◆ Work to do
Retype the whole listing, please, keeping every line exact and dropping the pictures.

**** Data extract ****

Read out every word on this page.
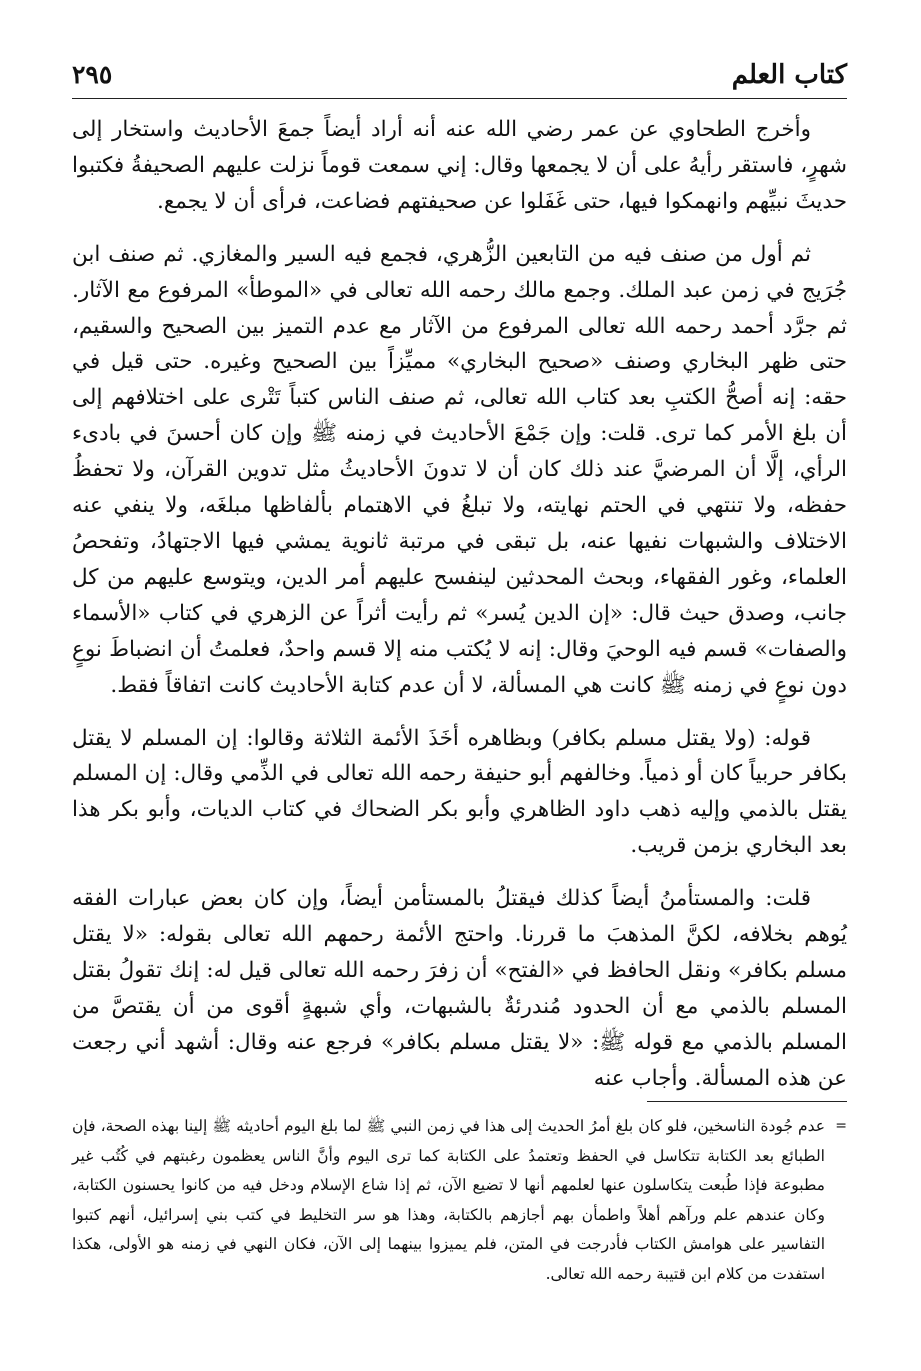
كتاب العلم
٢٩٥

وأخرج الطحاوي عن عمر رضي الله عنه أنه أراد أيضاً جمعَ الأحاديث واستخار إلى شهرٍ، فاستقر رأيهُ على أن لا يجمعها وقال: إني سمعت قوماً نزلت عليهم الصحيفةُ فكتبوا حديثَ نبيِّهم وانهمكوا فيها، حتى غَفَلوا عن صحيفتهم فضاعت، فرأى أن لا يجمع.

ثم أول من صنف فيه من التابعين الزُّهري، فجمع فيه السير والمغازي. ثم صنف ابن جُرَيج في زمن عبد الملك. وجمع مالك رحمه الله تعالى في «الموطأ» المرفوع مع الآثار. ثم جرَّد أحمد رحمه الله تعالى المرفوع من الآثار مع عدم التميز بين الصحيح والسقيم، حتى ظهر البخاري وصنف «صحيح البخاري» مميِّزاً بين الصحيح وغيره. حتى قيل في حقه: إنه أصحُّ الكتبِ بعد كتاب الله تعالى، ثم صنف الناس كتباً تَتْرى على اختلافهم إلى أن بلغ الأمر كما ترى. قلت: وإن جَمْعَ الأحاديث في زمنه ﷺ وإن كان أحسنَ في بادىء الرأي، إلَّا أن المرضيَّ عند ذلك كان أن لا تدونَ الأحاديثُ مثل تدوين القرآن، ولا تحفظُ حفظه، ولا تنتهي في الحتم نهايته، ولا تبلغُ في الاهتمام بألفاظها مبلغَه، ولا ينفي عنه الاختلاف والشبهات نفيها عنه، بل تبقى في مرتبة ثانوية يمشي فيها الاجتهادُ، وتفحصُ العلماء، وغور الفقهاء، وبحث المحدثين لينفسح عليهم أمر الدين، ويتوسع عليهم من كل جانب، وصدق حيث قال: «إن الدين يُسر» ثم رأيت أثراً عن الزهري في كتاب «الأسماء والصفات» قسم فيه الوحيَ وقال: إنه لا يُكتب منه إلا قسم واحدٌ، فعلمتُ أن انضباطَ نوعٍ دون نوعٍ في زمنه ﷺ كانت هي المسألة، لا أن عدم كتابة الأحاديث كانت اتفاقاً فقط.

قوله: (ولا يقتل مسلم بكافر) وبظاهره أخَذَ الأئمة الثلاثة وقالوا: إن المسلم لا يقتل بكافر حربياً كان أو ذمياً. وخالفهم أبو حنيفة رحمه الله تعالى في الذِّمي وقال: إن المسلم يقتل بالذمي وإليه ذهب داود الظاهري وأبو بكر الضحاك في كتاب الديات، وأبو بكر هذا بعد البخاري بزمن قريب.

قلت: والمستأمنُ أيضاً كذلك فيقتلُ بالمستأمن أيضاً، وإن كان بعض عبارات الفقه يُوهم بخلافه، لكنَّ المذهبَ ما قررنا. واحتج الأئمة رحمهم الله تعالى بقوله: «لا يقتل مسلم بكافر» ونقل الحافظ في «الفتح» أن زفرَ رحمه الله تعالى قيل له: إنك تقولُ بقتل المسلم بالذمي مع أن الحدود مُندرئةٌ بالشبهات، وأي شبهةٍ أقوى من أن يقتصَّ من المسلم بالذمي مع قوله ﷺ: «لا يقتل مسلم بكافر» فرجع عنه وقال: أشهد أني رجعت عن هذه المسألة. وأجاب عنه

=

عدم جُودة الناسخين، فلو كان بلغ أمرُ الحديث إلى هذا في زمن النبي ﷺ لما بلغ اليوم أحاديثه ﷺ إلينا بهذه الصحة، فإن الطبائع بعد الكتابة تتكاسل في الحفظ وتعتمدُ على الكتابة كما ترى اليوم وأنَّ الناس يعظمون رغبتهم في كُتُب غير مطبوعة فإذا طُبعت يتكاسلون عنها لعلمهم أنها لا تضيع الآن، ثم إذا شاع الإسلام ودخل فيه من كانوا يحسنون الكتابة، وكان عندهم علم ورآهم أهلاً واطمأن بهم أجازهم بالكتابة، وهذا هو سر التخليط في كتب بني إسرائيل، أنهم كتبوا التفاسير على هوامش الكتاب فأدرجت في المتن، فلم يميزوا بينهما إلى الآن، فكان النهي في زمنه هو الأولى، هكذا استفدت من كلام ابن قتيبة رحمه الله تعالى.
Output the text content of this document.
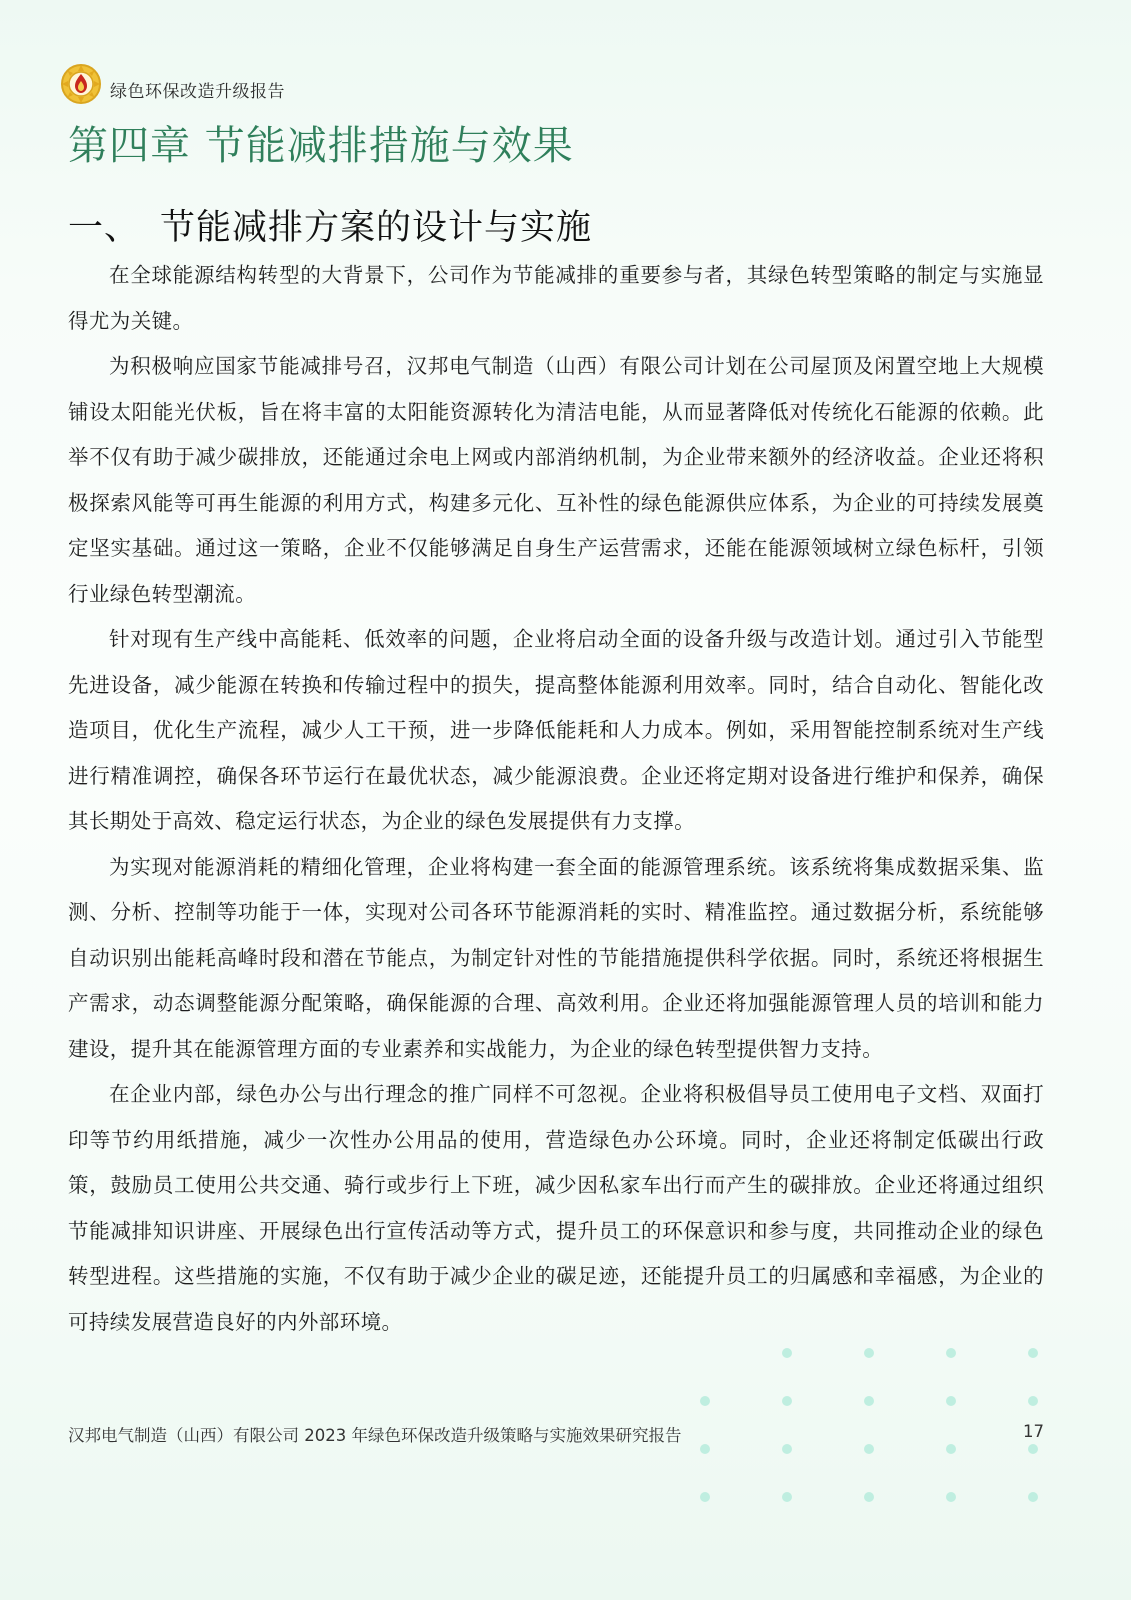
绿色环保改造升级报告
第四章 节能减排措施与效果
一、 节能减排方案的设计与实施

在全球能源结构转型的大背景下，公司作为节能减排的重要参与者，其绿色转型策略的制定与实施显得尤为关键。

为积极响应国家节能减排号召，汉邦电气制造（山西）有限公司计划在公司屋顶及闲置空地上大规模铺设太阳能光伏板，旨在将丰富的太阳能资源转化为清洁电能，从而显著降低对传统化石能源的依赖。此举不仅有助于减少碳排放，还能通过余电上网或内部消纳机制，为企业带来额外的经济收益。企业还将积极探索风能等可再生能源的利用方式，构建多元化、互补性的绿色能源供应体系，为企业的可持续发展奠定坚实基础。通过这一策略，企业不仅能够满足自身生产运营需求，还能在能源领域树立绿色标杆，引领行业绿色转型潮流。

针对现有生产线中高能耗、低效率的问题，企业将启动全面的设备升级与改造计划。通过引入节能型先进设备，减少能源在转换和传输过程中的损失，提高整体能源利用效率。同时，结合自动化、智能化改造项目，优化生产流程，减少人工干预，进一步降低能耗和人力成本。例如，采用智能控制系统对生产线进行精准调控，确保各环节运行在最优状态，减少能源浪费。企业还将定期对设备进行维护和保养，确保其长期处于高效、稳定运行状态，为企业的绿色发展提供有力支撑。

为实现对能源消耗的精细化管理，企业将构建一套全面的能源管理系统。该系统将集成数据采集、监测、分析、控制等功能于一体，实现对公司各环节能源消耗的实时、精准监控。通过数据分析，系统能够自动识别出能耗高峰时段和潜在节能点，为制定针对性的节能措施提供科学依据。同时，系统还将根据生产需求，动态调整能源分配策略，确保能源的合理、高效利用。企业还将加强能源管理人员的培训和能力建设，提升其在能源管理方面的专业素养和实战能力，为企业的绿色转型提供智力支持。

在企业内部，绿色办公与出行理念的推广同样不可忽视。企业将积极倡导员工使用电子文档、双面打印等节约用纸措施，减少一次性办公用品的使用，营造绿色办公环境。同时，企业还将制定低碳出行政策，鼓励员工使用公共交通、骑行或步行上下班，减少因私家车出行而产生的碳排放。企业还将通过组织节能减排知识讲座、开展绿色出行宣传活动等方式，提升员工的环保意识和参与度，共同推动企业的绿色转型进程。这些措施的实施，不仅有助于减少企业的碳足迹，还能提升员工的归属感和幸福感，为企业的可持续发展营造良好的内外部环境。

汉邦电气制造（山西）有限公司 2023 年绿色环保改造升级策略与实施效果研究报告	17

****

◆ Task answer
Read out every word on this page.
كتاب العلم
٢٩٥

وأخرج الطحاوي عن عمر رضي الله عنه أنه أراد أيضاً جمعَ الأحاديث واستخار إلى شهرٍ، فاستقر رأيهُ على أن لا يجمعها وقال: إني سمعت قوماً نزلت عليهم الصحيفةُ فكتبوا حديثَ نبيِّهم وانهمكوا فيها، حتى غَفَلوا عن صحيفتهم فضاعت، فرأى أن لا يجمع.

ثم أول من صنف فيه من التابعين الزُّهري، فجمع فيه السير والمغازي. ثم صنف ابن جُرَيج في زمن عبد الملك. وجمع مالك رحمه الله تعالى في «الموطأ» المرفوع مع الآثار. ثم جرَّد أحمد رحمه الله تعالى المرفوع من الآثار مع عدم التميز بين الصحيح والسقيم، حتى ظهر البخاري وصنف «صحيح البخاري» مميِّزاً بين الصحيح وغيره. حتى قيل في حقه: إنه أصحُّ الكتبِ بعد كتاب الله تعالى، ثم صنف الناس كتباً تَتْرى على اختلافهم إلى أن بلغ الأمر كما ترى. قلت: وإن جَمْعَ الأحاديث في زمنه ﷺ وإن كان أحسنَ في بادىء الرأي، إلَّا أن المرضيَّ عند ذلك كان أن لا تدونَ الأحاديثُ مثل تدوين القرآن، ولا تحفظُ حفظه، ولا تنتهي في الحتم نهايته، ولا تبلغُ في الاهتمام بألفاظها مبلغَه، ولا ينفي عنه الاختلاف والشبهات نفيها عنه، بل تبقى في مرتبة ثانوية يمشي فيها الاجتهادُ، وتفحصُ العلماء، وغور الفقهاء، وبحث المحدثين لينفسح عليهم أمر الدين، ويتوسع عليهم من كل جانب، وصدق حيث قال: «إن الدين يُسر» ثم رأيت أثراً عن الزهري في كتاب «الأسماء والصفات» قسم فيه الوحيَ وقال: إنه لا يُكتب منه إلا قسم واحدٌ، فعلمتُ أن انضباطَ نوعٍ دون نوعٍ في زمنه ﷺ كانت هي المسألة، لا أن عدم كتابة الأحاديث كانت اتفاقاً فقط.

قوله: (ولا يقتل مسلم بكافر) وبظاهره أخَذَ الأئمة الثلاثة وقالوا: إن المسلم لا يقتل بكافر حربياً كان أو ذمياً. وخالفهم أبو حنيفة رحمه الله تعالى في الذِّمي وقال: إن المسلم يقتل بالذمي وإليه ذهب داود الظاهري وأبو بكر الضحاك في كتاب الديات، وأبو بكر هذا بعد البخاري بزمن قريب.

قلت: والمستأمنُ أيضاً كذلك فيقتلُ بالمستأمن أيضاً، وإن كان بعض عبارات الفقه يُوهم بخلافه، لكنَّ المذهبَ ما قررنا. واحتج الأئمة رحمهم الله تعالى بقوله: «لا يقتل مسلم بكافر» ونقل الحافظ في «الفتح» أن زفرَ رحمه الله تعالى قيل له: إنك تقولُ بقتل المسلم بالذمي مع أن الحدود مُندرئةٌ بالشبهات، وأي شبهةٍ أقوى من أن يقتصَّ من المسلم بالذمي مع قوله ﷺ: «لا يقتل مسلم بكافر» فرجع عنه وقال: أشهد أني رجعت عن هذه المسألة. وأجاب عنه

=

عدم جُودة الناسخين، فلو كان بلغ أمرُ الحديث إلى هذا في زمن النبي ﷺ لما بلغ اليوم أحاديثه ﷺ إلينا بهذه الصحة، فإن الطبائع بعد الكتابة تتكاسل في الحفظ وتعتمدُ على الكتابة كما ترى اليوم وأنَّ الناس يعظمون رغبتهم في كُتُب غير مطبوعة فإذا طُبعت يتكاسلون عنها لعلمهم أنها لا تضيع الآن، ثم إذا شاع الإسلام ودخل فيه من كانوا يحسنون الكتابة، وكان عندهم علم ورآهم أهلاً واطمأن بهم أجازهم بالكتابة، وهذا هو سر التخليط في كتب بني إسرائيل، أنهم كتبوا التفاسير على هوامش الكتاب فأدرجت في المتن، فلم يميزوا بينهما إلى الآن، فكان النهي في زمنه هو الأولى، هكذا استفدت من كلام ابن قتيبة رحمه الله تعالى.
Output the text content of this document.
绿色环保改造升级报告
第四章 节能减排措施与效果
一、 节能减排方案的设计与实施

在全球能源结构转型的大背景下，公司作为节能减排的重要参与者，其绿色转型策略的制定与实施显得尤为关键。

为积极响应国家节能减排号召，汉邦电气制造（山西）有限公司计划在公司屋顶及闲置空地上大规模铺设太阳能光伏板，旨在将丰富的太阳能资源转化为清洁电能，从而显著降低对传统化石能源的依赖。此举不仅有助于减少碳排放，还能通过余电上网或内部消纳机制，为企业带来额外的经济收益。企业还将积极探索风能等可再生能源的利用方式，构建多元化、互补性的绿色能源供应体系，为企业的可持续发展奠定坚实基础。通过这一策略，企业不仅能够满足自身生产运营需求，还能在能源领域树立绿色标杆，引领行业绿色转型潮流。

针对现有生产线中高能耗、低效率的问题，企业将启动全面的设备升级与改造计划。通过引入节能型先进设备，减少能源在转换和传输过程中的损失，提高整体能源利用效率。同时，结合自动化、智能化改造项目，优化生产流程，减少人工干预，进一步降低能耗和人力成本。例如，采用智能控制系统对生产线进行精准调控，确保各环节运行在最优状态，减少能源浪费。企业还将定期对设备进行维护和保养，确保其长期处于高效、稳定运行状态，为企业的绿色发展提供有力支撑。

为实现对能源消耗的精细化管理，企业将构建一套全面的能源管理系统。该系统将集成数据采集、监测、分析、控制等功能于一体，实现对公司各环节能源消耗的实时、精准监控。通过数据分析，系统能够自动识别出能耗高峰时段和潜在节能点，为制定针对性的节能措施提供科学依据。同时，系统还将根据生产需求，动态调整能源分配策略，确保能源的合理、高效利用。企业还将加强能源管理人员的培训和能力建设，提升其在能源管理方面的专业素养和实战能力，为企业的绿色转型提供智力支持。

在企业内部，绿色办公与出行理念的推广同样不可忽视。企业将积极倡导员工使用电子文档、双面打印等节约用纸措施，减少一次性办公用品的使用，营造绿色办公环境。同时，企业还将制定低碳出行政策，鼓励员工使用公共交通、骑行或步行上下班，减少因私家车出行而产生的碳排放。企业还将通过组织节能减排知识讲座、开展绿色出行宣传活动等方式，提升员工的环保意识和参与度，共同推动企业的绿色转型进程。这些措施的实施，不仅有助于减少企业的碳足迹，还能提升员工的归属感和幸福感，为企业的可持续发展营造良好的内外部环境。

汉邦电气制造（山西）有限公司 2023 年绿色环保改造升级策略与实施效果研究报告	17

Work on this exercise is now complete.